Data records
------
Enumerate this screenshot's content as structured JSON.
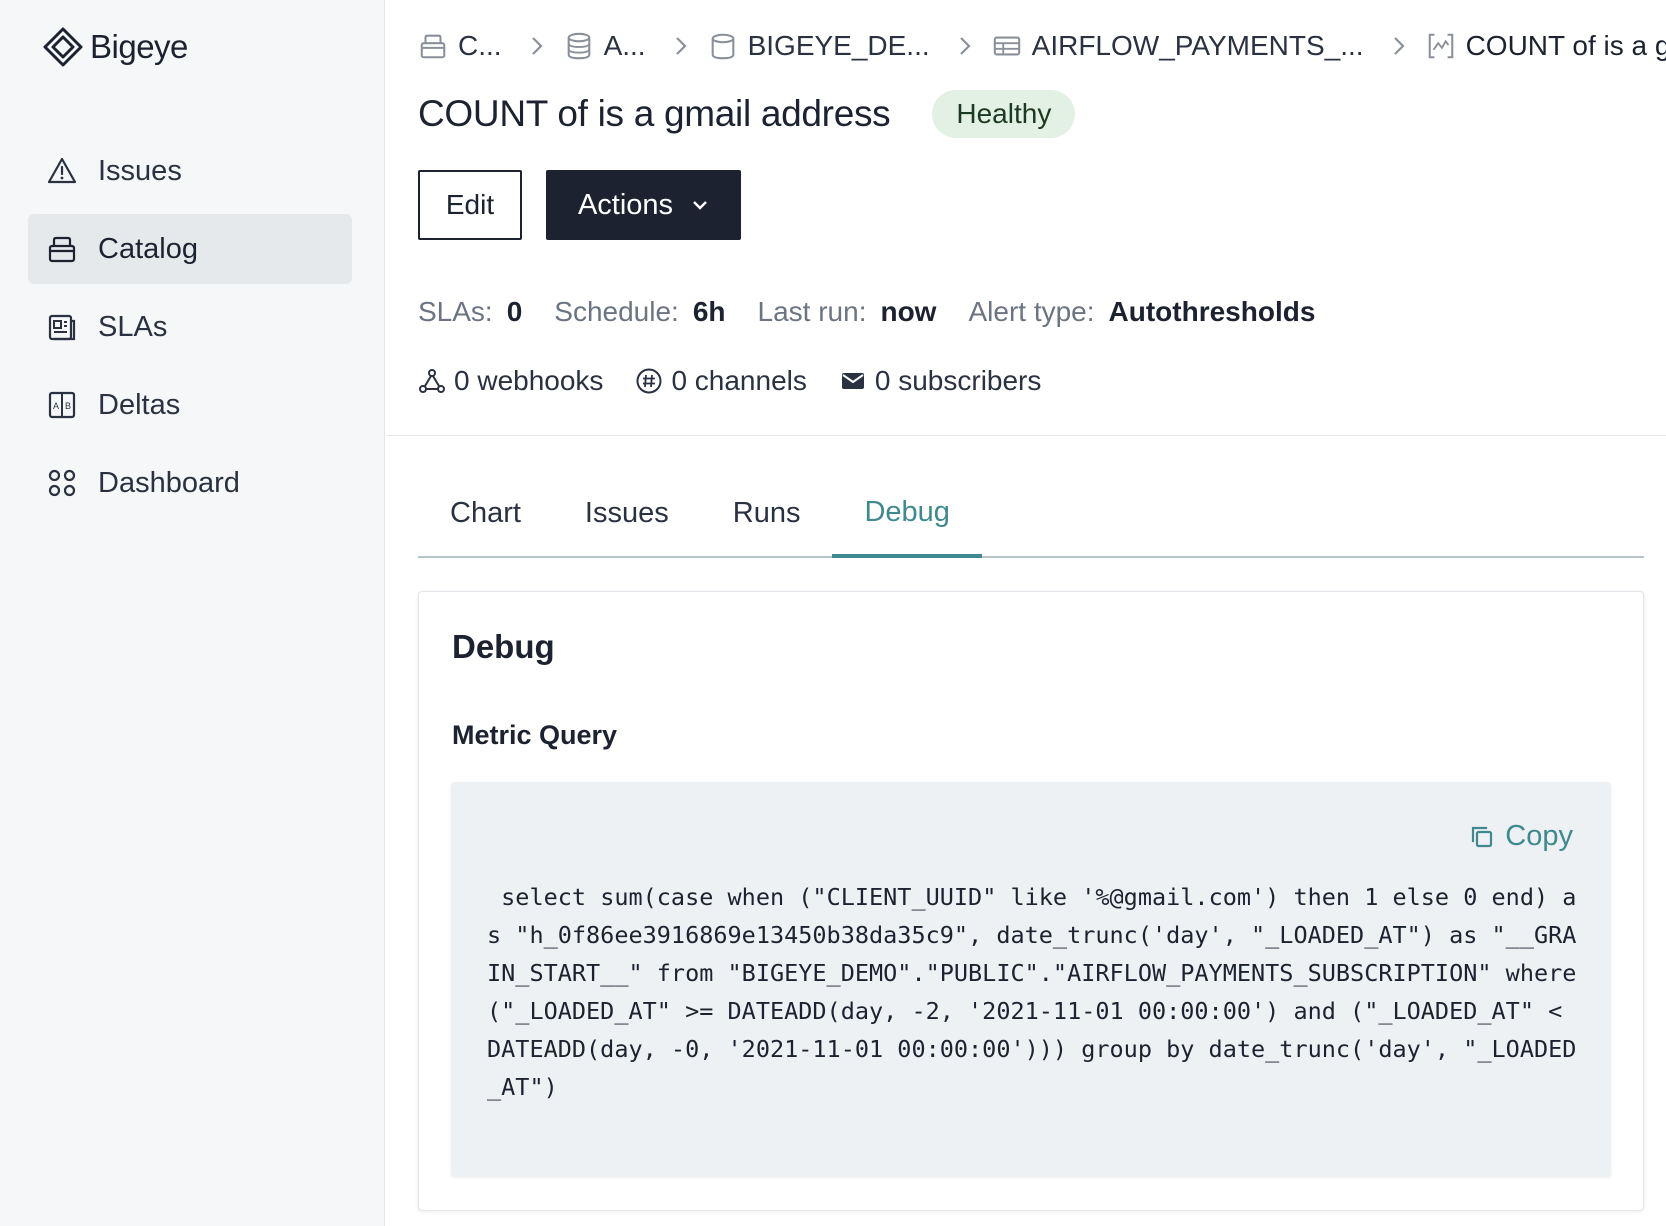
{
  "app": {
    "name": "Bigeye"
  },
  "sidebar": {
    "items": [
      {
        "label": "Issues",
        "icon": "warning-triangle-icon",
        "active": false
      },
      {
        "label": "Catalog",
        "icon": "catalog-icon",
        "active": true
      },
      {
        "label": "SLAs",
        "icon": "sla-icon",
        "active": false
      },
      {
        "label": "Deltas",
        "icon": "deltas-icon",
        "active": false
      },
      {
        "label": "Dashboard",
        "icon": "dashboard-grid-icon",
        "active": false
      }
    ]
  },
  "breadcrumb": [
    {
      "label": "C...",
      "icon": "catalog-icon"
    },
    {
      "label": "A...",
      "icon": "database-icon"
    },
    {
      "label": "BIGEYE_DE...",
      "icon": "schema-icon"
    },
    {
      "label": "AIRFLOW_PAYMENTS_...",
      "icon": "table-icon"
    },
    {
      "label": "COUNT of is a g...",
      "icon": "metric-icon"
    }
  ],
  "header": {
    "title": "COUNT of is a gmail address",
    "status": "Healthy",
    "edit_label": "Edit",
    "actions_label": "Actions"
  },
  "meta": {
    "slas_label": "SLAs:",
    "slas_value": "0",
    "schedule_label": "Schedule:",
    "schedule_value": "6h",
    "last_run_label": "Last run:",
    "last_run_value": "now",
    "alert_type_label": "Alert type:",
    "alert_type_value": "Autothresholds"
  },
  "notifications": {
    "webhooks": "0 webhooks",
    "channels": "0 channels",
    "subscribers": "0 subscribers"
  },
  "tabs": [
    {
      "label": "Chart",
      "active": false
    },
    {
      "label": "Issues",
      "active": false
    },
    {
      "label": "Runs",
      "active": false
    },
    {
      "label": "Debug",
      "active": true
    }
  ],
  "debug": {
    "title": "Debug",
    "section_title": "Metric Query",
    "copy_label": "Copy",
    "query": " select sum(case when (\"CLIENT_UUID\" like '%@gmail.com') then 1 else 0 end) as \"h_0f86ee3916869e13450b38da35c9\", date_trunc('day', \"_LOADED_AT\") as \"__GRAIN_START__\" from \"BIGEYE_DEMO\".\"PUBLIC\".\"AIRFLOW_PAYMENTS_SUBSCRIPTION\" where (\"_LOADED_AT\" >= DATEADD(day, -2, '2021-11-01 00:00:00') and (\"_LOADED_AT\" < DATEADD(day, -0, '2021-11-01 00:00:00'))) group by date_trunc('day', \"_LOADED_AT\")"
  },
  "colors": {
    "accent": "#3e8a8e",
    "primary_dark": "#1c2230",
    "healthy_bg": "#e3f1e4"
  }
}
------
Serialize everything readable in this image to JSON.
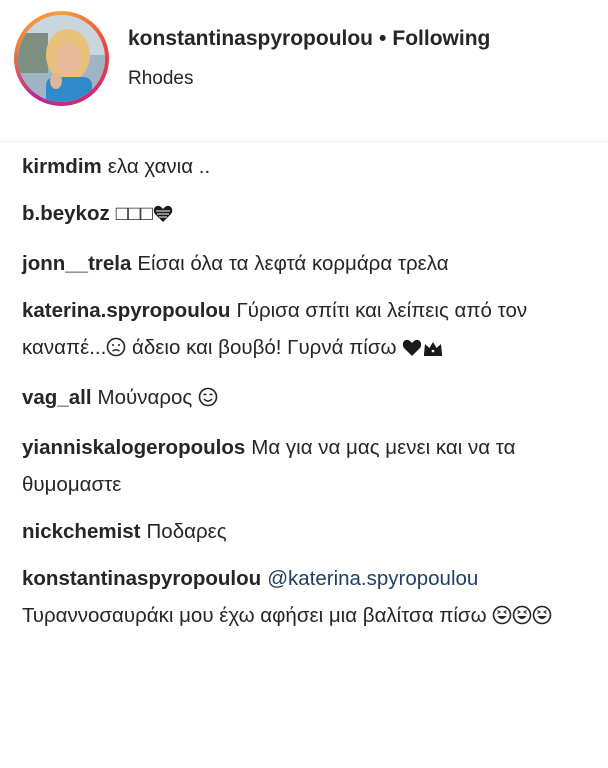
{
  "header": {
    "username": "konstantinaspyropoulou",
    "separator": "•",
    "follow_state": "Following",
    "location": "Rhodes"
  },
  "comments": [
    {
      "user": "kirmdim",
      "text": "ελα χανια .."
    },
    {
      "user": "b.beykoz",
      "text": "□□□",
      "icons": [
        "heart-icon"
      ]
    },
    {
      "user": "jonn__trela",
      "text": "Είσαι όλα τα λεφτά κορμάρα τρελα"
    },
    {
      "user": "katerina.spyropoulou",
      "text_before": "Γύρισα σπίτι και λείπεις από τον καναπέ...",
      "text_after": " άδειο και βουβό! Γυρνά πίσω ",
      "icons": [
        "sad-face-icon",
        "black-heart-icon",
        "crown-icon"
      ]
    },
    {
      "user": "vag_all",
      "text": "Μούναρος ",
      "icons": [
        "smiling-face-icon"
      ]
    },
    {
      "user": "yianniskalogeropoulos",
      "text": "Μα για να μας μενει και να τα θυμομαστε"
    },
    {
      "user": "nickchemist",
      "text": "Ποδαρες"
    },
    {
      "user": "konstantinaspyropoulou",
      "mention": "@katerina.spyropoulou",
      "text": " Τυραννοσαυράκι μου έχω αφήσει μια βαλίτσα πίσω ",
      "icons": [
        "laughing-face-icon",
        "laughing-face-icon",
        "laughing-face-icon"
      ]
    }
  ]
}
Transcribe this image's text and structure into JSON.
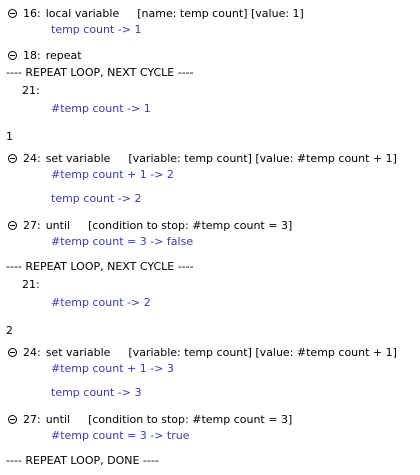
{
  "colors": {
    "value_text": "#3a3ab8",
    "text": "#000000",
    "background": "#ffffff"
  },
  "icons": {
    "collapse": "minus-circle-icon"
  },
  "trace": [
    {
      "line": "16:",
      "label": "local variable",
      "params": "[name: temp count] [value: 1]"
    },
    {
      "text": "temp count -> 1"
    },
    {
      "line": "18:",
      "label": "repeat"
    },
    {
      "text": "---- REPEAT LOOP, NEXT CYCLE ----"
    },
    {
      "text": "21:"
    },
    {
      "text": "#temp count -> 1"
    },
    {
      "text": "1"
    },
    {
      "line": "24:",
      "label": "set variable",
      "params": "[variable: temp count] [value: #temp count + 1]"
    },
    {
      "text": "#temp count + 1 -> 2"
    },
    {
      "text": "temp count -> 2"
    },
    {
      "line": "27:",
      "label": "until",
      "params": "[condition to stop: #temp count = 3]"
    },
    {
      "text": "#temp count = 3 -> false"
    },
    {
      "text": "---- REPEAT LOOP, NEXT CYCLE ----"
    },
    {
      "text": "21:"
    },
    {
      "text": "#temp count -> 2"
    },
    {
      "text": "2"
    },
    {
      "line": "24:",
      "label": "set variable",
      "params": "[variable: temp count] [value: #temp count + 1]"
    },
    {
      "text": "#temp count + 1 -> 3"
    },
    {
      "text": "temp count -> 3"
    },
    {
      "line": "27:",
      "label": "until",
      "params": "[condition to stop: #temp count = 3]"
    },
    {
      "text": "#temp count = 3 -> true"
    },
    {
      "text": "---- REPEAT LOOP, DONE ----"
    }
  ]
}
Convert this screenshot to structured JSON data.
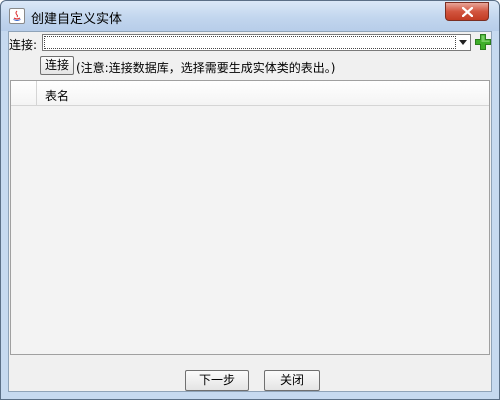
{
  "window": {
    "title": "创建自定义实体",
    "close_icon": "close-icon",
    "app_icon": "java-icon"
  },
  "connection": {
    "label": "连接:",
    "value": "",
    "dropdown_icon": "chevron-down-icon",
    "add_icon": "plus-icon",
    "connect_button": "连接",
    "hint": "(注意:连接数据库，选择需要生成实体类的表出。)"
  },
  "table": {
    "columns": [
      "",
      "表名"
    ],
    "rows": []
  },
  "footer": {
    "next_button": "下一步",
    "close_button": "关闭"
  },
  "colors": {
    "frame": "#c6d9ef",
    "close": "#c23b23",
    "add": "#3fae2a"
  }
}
------
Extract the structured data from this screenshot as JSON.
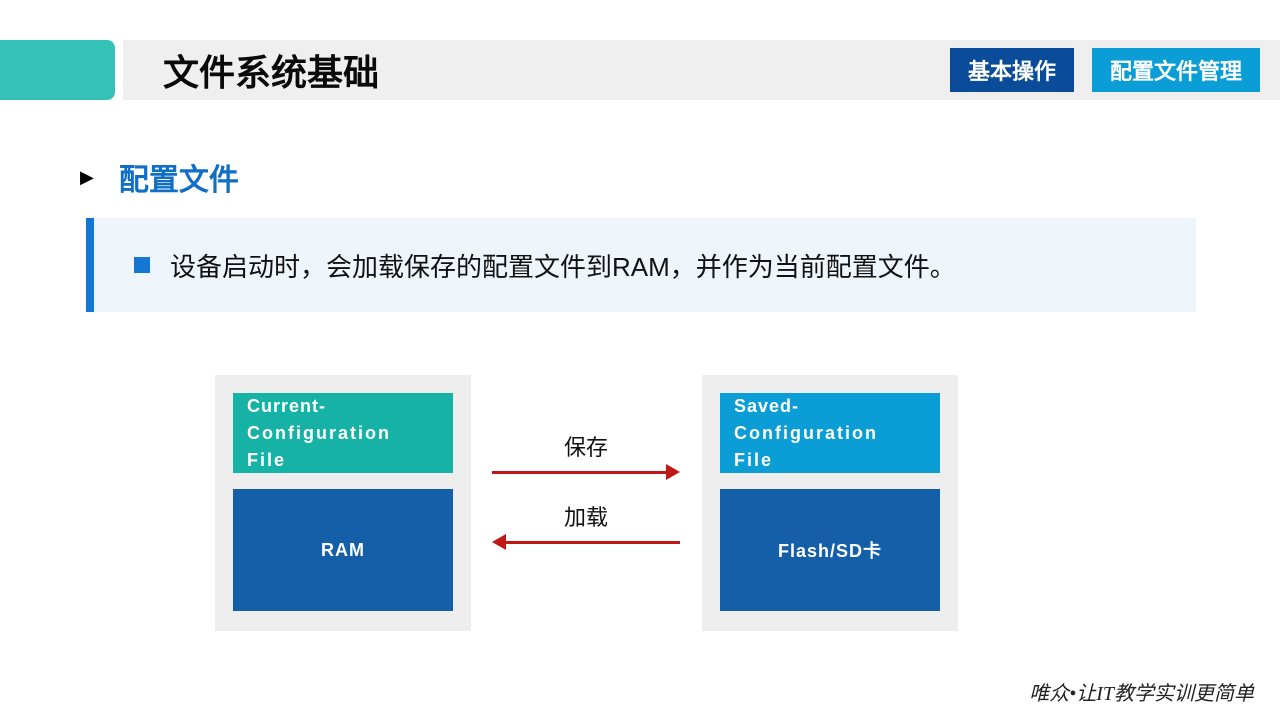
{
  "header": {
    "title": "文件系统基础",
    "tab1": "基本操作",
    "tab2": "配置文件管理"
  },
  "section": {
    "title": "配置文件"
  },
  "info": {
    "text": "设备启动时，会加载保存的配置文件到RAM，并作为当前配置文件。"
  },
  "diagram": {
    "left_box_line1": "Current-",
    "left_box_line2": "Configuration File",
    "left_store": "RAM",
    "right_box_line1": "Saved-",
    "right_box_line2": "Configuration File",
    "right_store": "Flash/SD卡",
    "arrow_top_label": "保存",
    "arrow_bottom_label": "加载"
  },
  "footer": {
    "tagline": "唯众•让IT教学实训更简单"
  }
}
------
- WHAT IS EXPECTED
Look through the entries above for the word "face". Copy every line where it shows up.

- RESULT FOR THIS TASK
        "sad-face-icon",
        "smiling-face-icon"
        "laughing-face-icon",
        "laughing-face-icon",
        "laughing-face-icon"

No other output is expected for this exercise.